Primary 6 PSLE Mathematics Quiz - Fractions

Name: ___________________________ Class: __________ Date: __________

Duration: 45 minutes

Total Marks: 40 marks

Instructions:

Answer all questions.
Show your working clearly in the spaces provided.
Write your answers in the simplest form.
For questions requiring units, include them in your answer.

Section A: Direct Computation (Questions 1–8)

== REQUIRED TASKS ==
[a] Render the stretch of the rows that opens with the line containing "Localize 18 of" and closes with the line containing "- chart-title: AGGREGATE", both ends included, as a Markdown table with the columns No. and Line, one line per row and blank lines omitted.
[b] Continue the fractions quiz from its last line shown.

== DATA ==

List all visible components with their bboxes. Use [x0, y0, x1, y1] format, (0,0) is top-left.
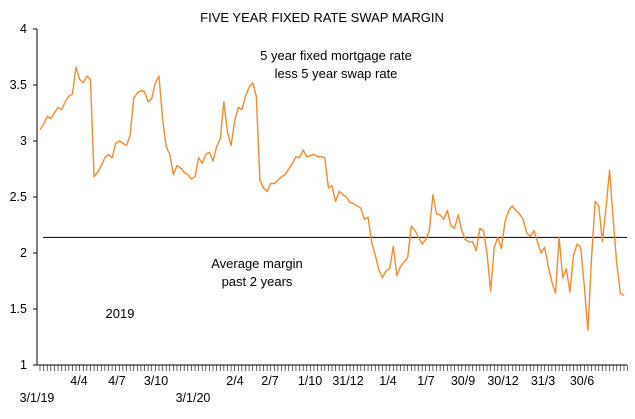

--

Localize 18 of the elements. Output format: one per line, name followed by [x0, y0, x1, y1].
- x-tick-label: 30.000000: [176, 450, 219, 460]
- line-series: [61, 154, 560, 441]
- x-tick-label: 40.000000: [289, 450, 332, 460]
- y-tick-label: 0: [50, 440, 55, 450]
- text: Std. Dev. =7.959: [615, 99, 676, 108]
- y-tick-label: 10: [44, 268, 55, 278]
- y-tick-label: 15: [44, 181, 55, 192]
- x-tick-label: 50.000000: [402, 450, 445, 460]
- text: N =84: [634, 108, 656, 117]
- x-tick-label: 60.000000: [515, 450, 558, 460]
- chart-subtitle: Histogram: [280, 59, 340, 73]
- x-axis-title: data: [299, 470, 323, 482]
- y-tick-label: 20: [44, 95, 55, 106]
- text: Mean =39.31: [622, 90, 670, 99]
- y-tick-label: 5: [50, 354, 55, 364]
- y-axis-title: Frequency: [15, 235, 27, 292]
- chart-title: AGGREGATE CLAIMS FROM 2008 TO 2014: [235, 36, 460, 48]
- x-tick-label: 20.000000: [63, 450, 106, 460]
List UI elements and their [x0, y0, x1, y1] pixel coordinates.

== EXERCISE RESULTS ==
[a]
| No. | Line |
|---|---|
| 1 | Localize 18 of the elements. Output format: one per line, name followed by [x0, y0, x1, y1]. |
| 2 | - x-tick-label: 30.000000: [176, 450, 219, 460] |
| 3 | - line-series: [61, 154, 560, 441] |
| 4 | - x-tick-label: 40.000000: [289, 450, 332, 460] |
| 5 | - y-tick-label: 0: [50, 440, 55, 450] |
| 6 | - text: Std. Dev. =7.959: [615, 99, 676, 108] |
| 7 | - y-tick-label: 10: [44, 268, 55, 278] |
| 8 | - y-tick-label: 15: [44, 181, 55, 192] |
| 9 | - x-tick-label: 50.000000: [402, 450, 445, 460] |
| 10 | - text: N =84: [634, 108, 656, 117] |
| 11 | - x-tick-label: 60.000000: [515, 450, 558, 460] |
| 12 | - chart-subtitle: Histogram: [280, 59, 340, 73] |
| 13 | - x-axis-title: data: [299, 470, 323, 482] |
| 14 | - y-tick-label: 20: [44, 95, 55, 106] |
| 15 | - text: Mean =39.31: [622, 90, 670, 99] |
| 16 | - y-tick-label: 5: [50, 354, 55, 364] |
| 17 | - y-axis-title: Frequency: [15, 235, 27, 292] |
| 18 | - chart-title: AGGREGATE CLAIMS FROM 2008 TO 2014: [235, 36, 460, 48] |

[b]
8 questions | 8 marks

1. Calculate: $\frac{3}{4} \div 6$

Answer: ________________

[1 mark]

2. Calculate: $5 \div \frac{2}{3}$

Answer: ________________

[1 mark]

3. Calculate: $\frac{5}{8} \div \frac{1}{4}$

Answer: ________________

[1 mark]

4. Simplify: $\frac{7}{9} \times \frac{3}{14} \div \frac{1}{6}$

Answer: ________________

[1 mark]

5. Find the value of: $\frac{2}{5} + \frac{3}{4} \times \frac{2}{9}$

Answer: ________________

[1 mark]

6. Arrange the following fractions in ascending order: $\frac{3}{5}$ , $\frac{5}{8}$ , $\frac{7}{12}$

Answer: ________________

[1 mark]

7. What is $\frac{4}{7}$ of $\frac{21}{16}$ ?

Answer: ________________

[1 mark]

8. Express $\frac{18}{24}$ as a fraction with denominator 32.

Answer: ________________

[1 mark]

Section B: Problem Solving (Questions 9–15)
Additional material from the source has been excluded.